Copy each line below without leaving any out.

## Stored rows:
^^^^
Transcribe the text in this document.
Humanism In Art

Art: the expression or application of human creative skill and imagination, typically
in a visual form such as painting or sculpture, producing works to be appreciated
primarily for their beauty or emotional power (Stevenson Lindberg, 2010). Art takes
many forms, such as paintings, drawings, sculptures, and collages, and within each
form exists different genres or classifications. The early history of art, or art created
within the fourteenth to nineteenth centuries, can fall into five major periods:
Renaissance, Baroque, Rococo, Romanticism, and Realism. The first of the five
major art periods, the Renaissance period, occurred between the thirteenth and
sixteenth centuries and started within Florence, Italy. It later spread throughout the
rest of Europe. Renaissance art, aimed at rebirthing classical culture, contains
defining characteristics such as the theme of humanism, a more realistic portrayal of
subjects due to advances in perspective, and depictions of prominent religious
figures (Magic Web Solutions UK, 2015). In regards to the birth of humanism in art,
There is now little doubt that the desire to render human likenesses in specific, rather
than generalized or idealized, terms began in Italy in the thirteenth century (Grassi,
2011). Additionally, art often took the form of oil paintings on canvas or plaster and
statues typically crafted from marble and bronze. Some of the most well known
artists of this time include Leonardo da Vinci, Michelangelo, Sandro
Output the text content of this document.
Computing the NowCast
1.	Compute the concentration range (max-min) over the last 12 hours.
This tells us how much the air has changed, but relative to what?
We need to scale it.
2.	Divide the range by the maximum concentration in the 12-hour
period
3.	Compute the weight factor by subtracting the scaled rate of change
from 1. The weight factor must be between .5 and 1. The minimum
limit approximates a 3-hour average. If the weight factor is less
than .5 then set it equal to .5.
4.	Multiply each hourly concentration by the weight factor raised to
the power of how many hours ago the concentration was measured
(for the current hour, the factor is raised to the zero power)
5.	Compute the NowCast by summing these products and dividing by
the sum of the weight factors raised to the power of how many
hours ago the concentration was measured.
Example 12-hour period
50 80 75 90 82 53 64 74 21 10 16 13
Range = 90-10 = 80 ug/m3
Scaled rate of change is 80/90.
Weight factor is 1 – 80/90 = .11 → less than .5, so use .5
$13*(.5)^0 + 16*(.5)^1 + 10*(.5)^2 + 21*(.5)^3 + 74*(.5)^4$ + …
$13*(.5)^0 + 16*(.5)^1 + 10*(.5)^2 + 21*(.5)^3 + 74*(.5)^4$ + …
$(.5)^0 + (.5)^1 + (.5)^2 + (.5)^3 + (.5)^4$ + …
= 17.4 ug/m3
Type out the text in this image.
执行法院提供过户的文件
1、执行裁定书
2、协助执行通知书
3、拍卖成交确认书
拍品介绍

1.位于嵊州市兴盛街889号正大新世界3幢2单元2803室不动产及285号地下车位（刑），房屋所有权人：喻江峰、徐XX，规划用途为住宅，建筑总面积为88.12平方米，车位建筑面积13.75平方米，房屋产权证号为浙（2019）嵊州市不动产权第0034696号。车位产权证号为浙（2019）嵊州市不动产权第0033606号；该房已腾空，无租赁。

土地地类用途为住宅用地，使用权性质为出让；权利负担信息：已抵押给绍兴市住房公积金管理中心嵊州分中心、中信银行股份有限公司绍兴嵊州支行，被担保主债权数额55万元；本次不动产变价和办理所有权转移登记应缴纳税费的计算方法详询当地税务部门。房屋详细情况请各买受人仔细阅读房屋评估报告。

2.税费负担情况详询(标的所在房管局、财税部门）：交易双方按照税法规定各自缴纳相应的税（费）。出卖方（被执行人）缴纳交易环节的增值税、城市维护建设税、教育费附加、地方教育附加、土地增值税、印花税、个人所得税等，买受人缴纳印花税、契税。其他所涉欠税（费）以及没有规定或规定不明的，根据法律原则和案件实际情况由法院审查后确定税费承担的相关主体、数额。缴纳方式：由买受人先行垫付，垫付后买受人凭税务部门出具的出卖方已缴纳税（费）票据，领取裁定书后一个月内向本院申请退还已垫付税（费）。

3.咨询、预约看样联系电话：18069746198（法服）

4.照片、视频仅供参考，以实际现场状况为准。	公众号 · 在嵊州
^^^^
## Finished task:
Transcribe the text in this document.
Humanism In Art

Art: the expression or application of human creative skill and imagination, typically
in a visual form such as painting or sculpture, producing works to be appreciated
primarily for their beauty or emotional power (Stevenson Lindberg, 2010). Art takes
many forms, such as paintings, drawings, sculptures, and collages, and within each
form exists different genres or classifications. The early history of art, or art created
within the fourteenth to nineteenth centuries, can fall into five major periods:
Renaissance, Baroque, Rococo, Romanticism, and Realism. The first of the five
major art periods, the Renaissance period, occurred between the thirteenth and
sixteenth centuries and started within Florence, Italy. It later spread throughout the
rest of Europe. Renaissance art, aimed at rebirthing classical culture, contains
defining characteristics such as the theme of humanism, a more realistic portrayal of
subjects due to advances in perspective, and depictions of prominent religious
figures (Magic Web Solutions UK, 2015). In regards to the birth of humanism in art,
There is now little doubt that the desire to render human likenesses in specific, rather
than generalized or idealized, terms began in Italy in the thirteenth century (Grassi,
2011). Additionally, art often took the form of oil paintings on canvas or plaster and
statues typically crafted from marble and bronze. Some of the most well known
artists of this time include Leonardo da Vinci, Michelangelo, Sandro
Output the text content of this document.
Computing the NowCast
1.	Compute the concentration range (max-min) over the last 12 hours.
This tells us how much the air has changed, but relative to what?
We need to scale it.
2.	Divide the range by the maximum concentration in the 12-hour
period
3.	Compute the weight factor by subtracting the scaled rate of change
from 1. The weight factor must be between .5 and 1. The minimum
limit approximates a 3-hour average. If the weight factor is less
than .5 then set it equal to .5.
4.	Multiply each hourly concentration by the weight factor raised to
the power of how many hours ago the concentration was measured
(for the current hour, the factor is raised to the zero power)
5.	Compute the NowCast by summing these products and dividing by
the sum of the weight factors raised to the power of how many
hours ago the concentration was measured.
Example 12-hour period
50 80 75 90 82 53 64 74 21 10 16 13
Range = 90-10 = 80 ug/m3
Scaled rate of change is 80/90.
Weight factor is 1 – 80/90 = .11 → less than .5, so use .5
$13*(.5)^0 + 16*(.5)^1 + 10*(.5)^2 + 21*(.5)^3 + 74*(.5)^4$ + …
$13*(.5)^0 + 16*(.5)^1 + 10*(.5)^2 + 21*(.5)^3 + 74*(.5)^4$ + …
$(.5)^0 + (.5)^1 + (.5)^2 + (.5)^3 + (.5)^4$ + …
= 17.4 ug/m3
Type out the text in this image.
执行法院提供过户的文件
1、执行裁定书
2、协助执行通知书
3、拍卖成交确认书
拍品介绍

1.位于嵊州市兴盛街889号正大新世界3幢2单元2803室不动产及285号地下车位（刑），房屋所有权人：喻江峰、徐XX，规划用途为住宅，建筑总面积为88.12平方米，车位建筑面积13.75平方米，房屋产权证号为浙（2019）嵊州市不动产权第0034696号。车位产权证号为浙（2019）嵊州市不动产权第0033606号；该房已腾空，无租赁。

土地地类用途为住宅用地，使用权性质为出让；权利负担信息：已抵押给绍兴市住房公积金管理中心嵊州分中心、中信银行股份有限公司绍兴嵊州支行，被担保主债权数额55万元；本次不动产变价和办理所有权转移登记应缴纳税费的计算方法详询当地税务部门。房屋详细情况请各买受人仔细阅读房屋评估报告。

2.税费负担情况详询(标的所在房管局、财税部门）：交易双方按照税法规定各自缴纳相应的税（费）。出卖方（被执行人）缴纳交易环节的增值税、城市维护建设税、教育费附加、地方教育附加、土地增值税、印花税、个人所得税等，买受人缴纳印花税、契税。其他所涉欠税（费）以及没有规定或规定不明的，根据法律原则和案件实际情况由法院审查后确定税费承担的相关主体、数额。缴纳方式：由买受人先行垫付，垫付后买受人凭税务部门出具的出卖方已缴纳税（费）票据，领取裁定书后一个月内向本院申请退还已垫付税（费）。

3.咨询、预约看样联系电话：18069746198（法服）

4.照片、视频仅供参考，以实际现场状况为准。	公众号 · 在嵊州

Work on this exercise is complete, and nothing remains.